PROBLEM DESCRIPTION: Extract all lines in the data that contain the word "исходная".

(Dataset records)
+++

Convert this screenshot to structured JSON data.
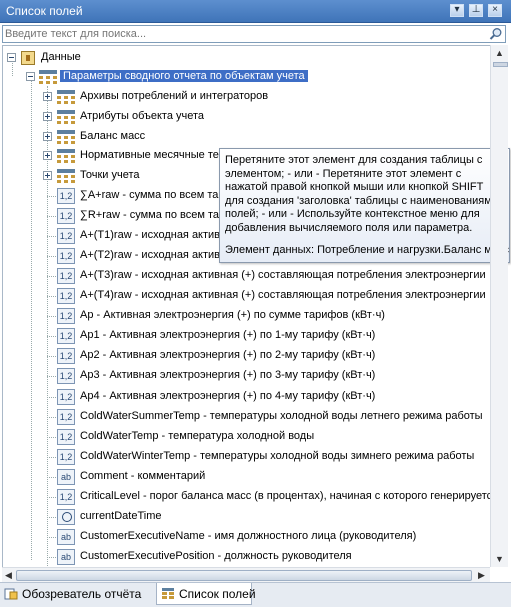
{
  "window": {
    "title": "Список полей"
  },
  "search": {
    "placeholder": "Введите текст для поиска..."
  },
  "tree": {
    "root": {
      "label": "Данные"
    },
    "selected_node": {
      "label": "Параметры сводного отчета по объектам учета"
    },
    "folders": [
      {
        "label": "Архивы потреблений и интеграторов"
      },
      {
        "label": "Атрибуты объекта учета"
      },
      {
        "label": "Баланс масс"
      },
      {
        "label": "Нормативные месячные тем"
      },
      {
        "label": "Точки учета"
      }
    ],
    "fields": [
      {
        "icon": "1,2",
        "label": "∑A+raw - сумма по всем тар"
      },
      {
        "icon": "1,2",
        "label": "∑R+raw - сумма по всем тар"
      },
      {
        "icon": "1,2",
        "label": "A+(T1)raw - исходная активн"
      },
      {
        "icon": "1,2",
        "label": "A+(T2)raw - исходная активн"
      },
      {
        "icon": "1,2",
        "label": "A+(T3)raw - исходная активная (+) составляющая потребления электроэнергии"
      },
      {
        "icon": "1,2",
        "label": "A+(T4)raw - исходная активная (+) составляющая потребления электроэнергии"
      },
      {
        "icon": "1,2",
        "label": "Ap - Активная электроэнергия (+) по сумме тарифов (кВт·ч)"
      },
      {
        "icon": "1,2",
        "label": "Ap1 - Активная электроэнергия (+) по 1-му тарифу (кВт·ч)"
      },
      {
        "icon": "1,2",
        "label": "Ap2 - Активная электроэнергия (+) по 2-му тарифу (кВт·ч)"
      },
      {
        "icon": "1,2",
        "label": "Ap3 - Активная электроэнергия (+) по 3-му тарифу (кВт·ч)"
      },
      {
        "icon": "1,2",
        "label": "Ap4 - Активная электроэнергия (+) по 4-му тарифу (кВт·ч)"
      },
      {
        "icon": "1,2",
        "label": "ColdWaterSummerTemp - температуры холодной воды летнего режима работы"
      },
      {
        "icon": "1,2",
        "label": "ColdWaterTemp - температура холодной воды"
      },
      {
        "icon": "1,2",
        "label": "ColdWaterWinterTemp - температуры холодной воды зимнего режима работы"
      },
      {
        "icon": "ab",
        "label": "Comment - комментарий"
      },
      {
        "icon": "1,2",
        "label": "CriticalLevel - порог баланса масс (в процентах), начиная с которого генерируетс"
      },
      {
        "icon": "clock",
        "label": "currentDateTime"
      },
      {
        "icon": "ab",
        "label": "CustomerExecutiveName - имя должностного лица (руководителя)"
      },
      {
        "icon": "ab",
        "label": "CustomerExecutivePosition - должность руководителя"
      }
    ]
  },
  "tooltip": {
    "description": "Перетяните этот элемент для создания таблицы с элементом; - или - Перетяните этот элемент с нажатой правой кнопкой мыши или кнопкой SHIFT для создания 'заголовка' таблицы с наименованиями полей; - или - Используйте контекстное меню для добавления вычисляемого поля или параметра.",
    "element": "Элемент данных: Потребление и нагрузки.Баланс масс"
  },
  "tabs": [
    {
      "label": "Обозреватель отчёта",
      "active": false
    },
    {
      "label": "Список полей",
      "active": true
    }
  ],
  "colors": {
    "titlebar": "#4a80c4",
    "selection": "#3e6ec6"
  }
}
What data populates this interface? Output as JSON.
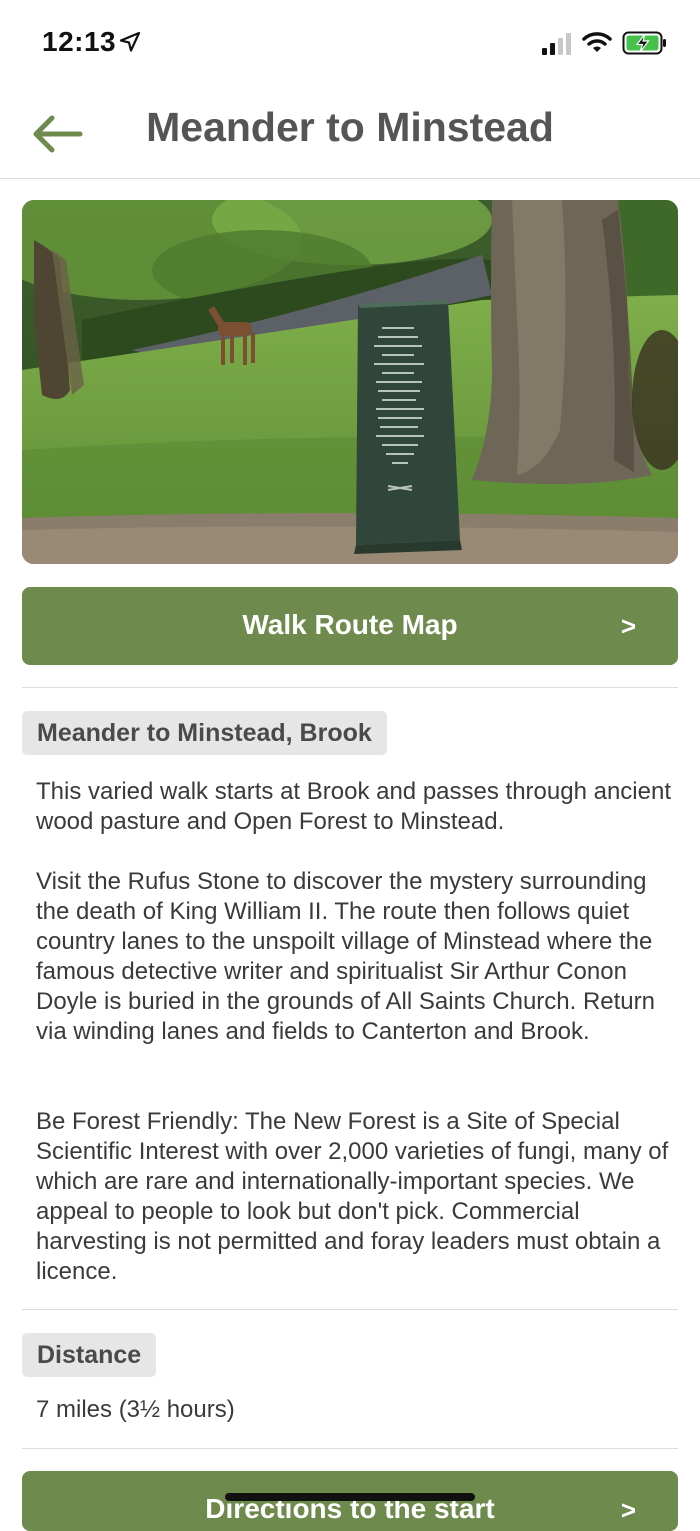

+++

RESULT FOR THIS TASK:
        "label": "A+(T1)raw - исходная активн"
        "label": "A+(T2)raw - исходная активн"
        "label": "A+(T3)raw - исходная активная (+) составляющая потребления электроэнергии"
        "label": "A+(T4)raw - исходная активная (+) составляющая потребления электроэнергии"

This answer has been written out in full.